# [MATERIAL]
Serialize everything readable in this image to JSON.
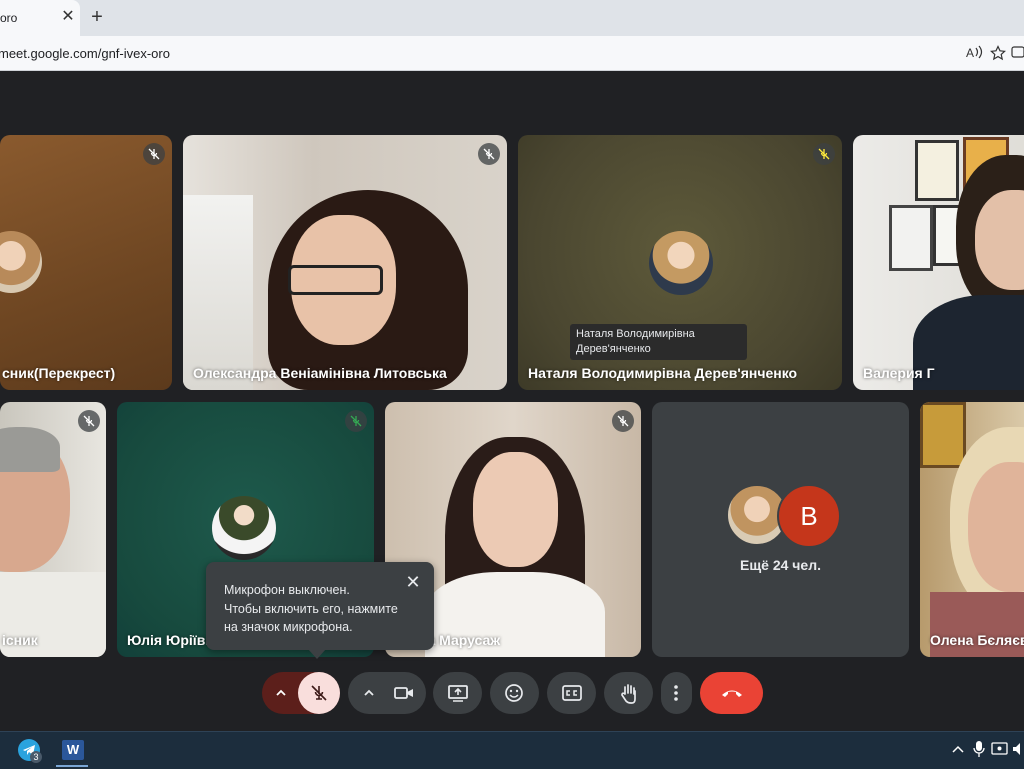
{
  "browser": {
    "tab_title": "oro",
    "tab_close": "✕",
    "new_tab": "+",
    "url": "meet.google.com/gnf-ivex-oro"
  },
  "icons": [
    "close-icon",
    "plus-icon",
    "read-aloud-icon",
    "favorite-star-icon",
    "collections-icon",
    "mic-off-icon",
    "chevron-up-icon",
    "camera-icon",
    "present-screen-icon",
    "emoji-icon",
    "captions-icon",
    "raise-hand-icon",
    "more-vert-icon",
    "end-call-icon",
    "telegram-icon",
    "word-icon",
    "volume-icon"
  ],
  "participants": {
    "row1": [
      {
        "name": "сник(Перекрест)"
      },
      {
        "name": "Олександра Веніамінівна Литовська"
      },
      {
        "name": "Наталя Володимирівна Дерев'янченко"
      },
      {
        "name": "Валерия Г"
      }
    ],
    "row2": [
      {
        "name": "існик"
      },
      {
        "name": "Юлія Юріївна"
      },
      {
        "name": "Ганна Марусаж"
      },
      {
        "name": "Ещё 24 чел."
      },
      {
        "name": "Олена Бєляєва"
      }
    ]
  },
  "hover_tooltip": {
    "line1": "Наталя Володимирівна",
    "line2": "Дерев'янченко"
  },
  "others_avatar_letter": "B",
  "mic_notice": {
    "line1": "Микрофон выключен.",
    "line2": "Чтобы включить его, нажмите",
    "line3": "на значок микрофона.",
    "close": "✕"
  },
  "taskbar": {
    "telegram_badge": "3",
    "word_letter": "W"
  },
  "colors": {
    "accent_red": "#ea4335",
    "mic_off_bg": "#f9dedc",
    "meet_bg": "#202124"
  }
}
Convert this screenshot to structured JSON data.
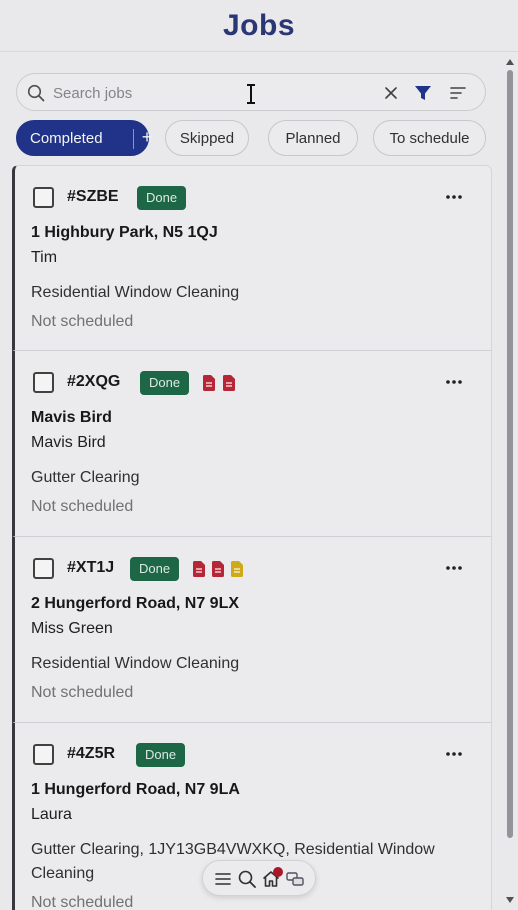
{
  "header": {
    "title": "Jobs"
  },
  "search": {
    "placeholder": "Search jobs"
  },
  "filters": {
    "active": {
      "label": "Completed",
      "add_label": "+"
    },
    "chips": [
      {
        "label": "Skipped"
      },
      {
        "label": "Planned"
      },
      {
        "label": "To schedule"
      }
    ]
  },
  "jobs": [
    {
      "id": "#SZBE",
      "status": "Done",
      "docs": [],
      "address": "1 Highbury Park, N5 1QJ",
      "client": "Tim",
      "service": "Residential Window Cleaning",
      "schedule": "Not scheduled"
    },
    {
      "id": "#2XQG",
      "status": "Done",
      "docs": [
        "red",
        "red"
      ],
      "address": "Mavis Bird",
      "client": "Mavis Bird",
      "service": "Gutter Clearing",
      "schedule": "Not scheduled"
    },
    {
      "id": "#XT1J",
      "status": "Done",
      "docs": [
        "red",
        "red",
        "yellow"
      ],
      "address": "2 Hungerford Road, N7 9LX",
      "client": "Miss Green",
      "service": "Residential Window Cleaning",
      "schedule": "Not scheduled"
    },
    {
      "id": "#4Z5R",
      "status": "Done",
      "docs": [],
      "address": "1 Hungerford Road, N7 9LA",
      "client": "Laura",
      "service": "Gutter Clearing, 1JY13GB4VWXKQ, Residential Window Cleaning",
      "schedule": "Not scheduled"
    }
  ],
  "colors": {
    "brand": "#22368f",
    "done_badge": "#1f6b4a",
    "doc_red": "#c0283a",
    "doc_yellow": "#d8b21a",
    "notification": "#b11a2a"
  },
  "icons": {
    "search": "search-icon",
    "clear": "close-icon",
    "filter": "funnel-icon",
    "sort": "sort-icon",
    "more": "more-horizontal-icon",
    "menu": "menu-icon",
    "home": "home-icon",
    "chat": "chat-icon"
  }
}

# [PROBLEM REQUIREMENTS]
Within the material above, find the lines that contain the word "Володимирівна"; copy them.

# [RESPONSE TO THIS TASK]
        "name": "Наталя Володимирівна Дерев'янченко"
    "line1": "Наталя Володимирівна",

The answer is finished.